- Objective -
Restate each line word for word. Leave out every picture.

- Material -

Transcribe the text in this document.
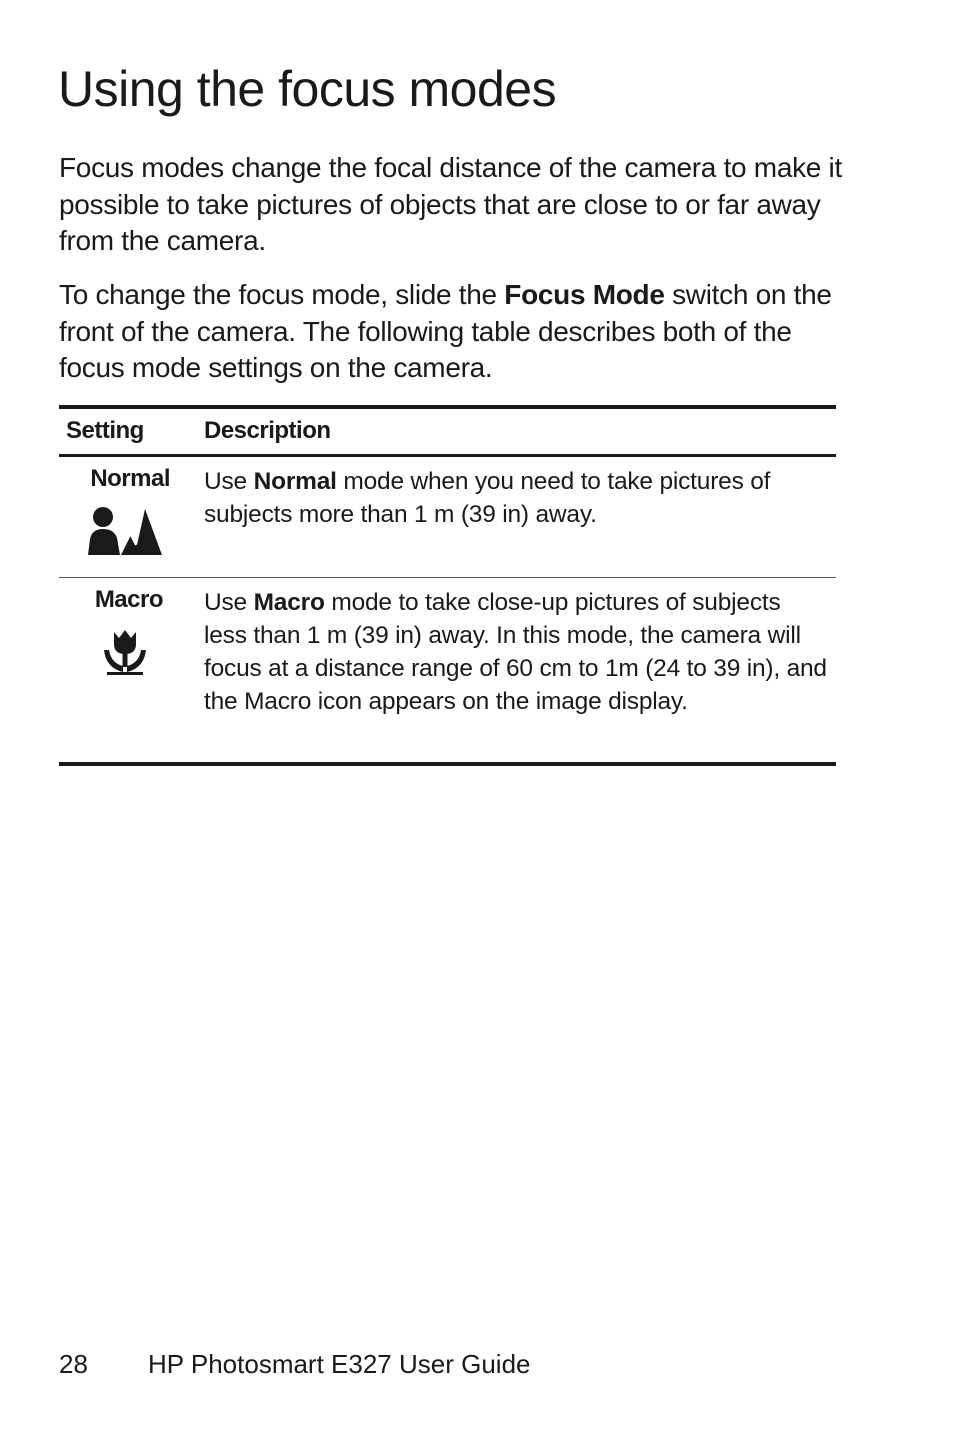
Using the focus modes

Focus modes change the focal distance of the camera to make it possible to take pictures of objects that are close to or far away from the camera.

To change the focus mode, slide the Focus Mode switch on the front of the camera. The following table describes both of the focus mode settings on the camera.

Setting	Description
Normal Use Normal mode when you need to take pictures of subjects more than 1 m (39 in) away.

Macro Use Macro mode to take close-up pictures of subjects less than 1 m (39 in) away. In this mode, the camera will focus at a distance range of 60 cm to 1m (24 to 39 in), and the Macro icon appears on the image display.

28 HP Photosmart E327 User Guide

- Response to this exercise -
Transcribe the text in this document.
Using the focus modes

Focus modes change the focal distance of the camera to make it possible to take pictures of objects that are close to or far away from the camera.

To change the focus mode, slide the Focus Mode switch on the front of the camera. The following table describes both of the focus mode settings on the camera.

Setting	Description
Normal Use Normal mode when you need to take pictures of subjects more than 1 m (39 in) away.

Macro Use Macro mode to take close-up pictures of subjects less than 1 m (39 in) away. In this mode, the camera will focus at a distance range of 60 cm to 1m (24 to 39 in), and the Macro icon appears on the image display.

28 HP Photosmart E327 User Guide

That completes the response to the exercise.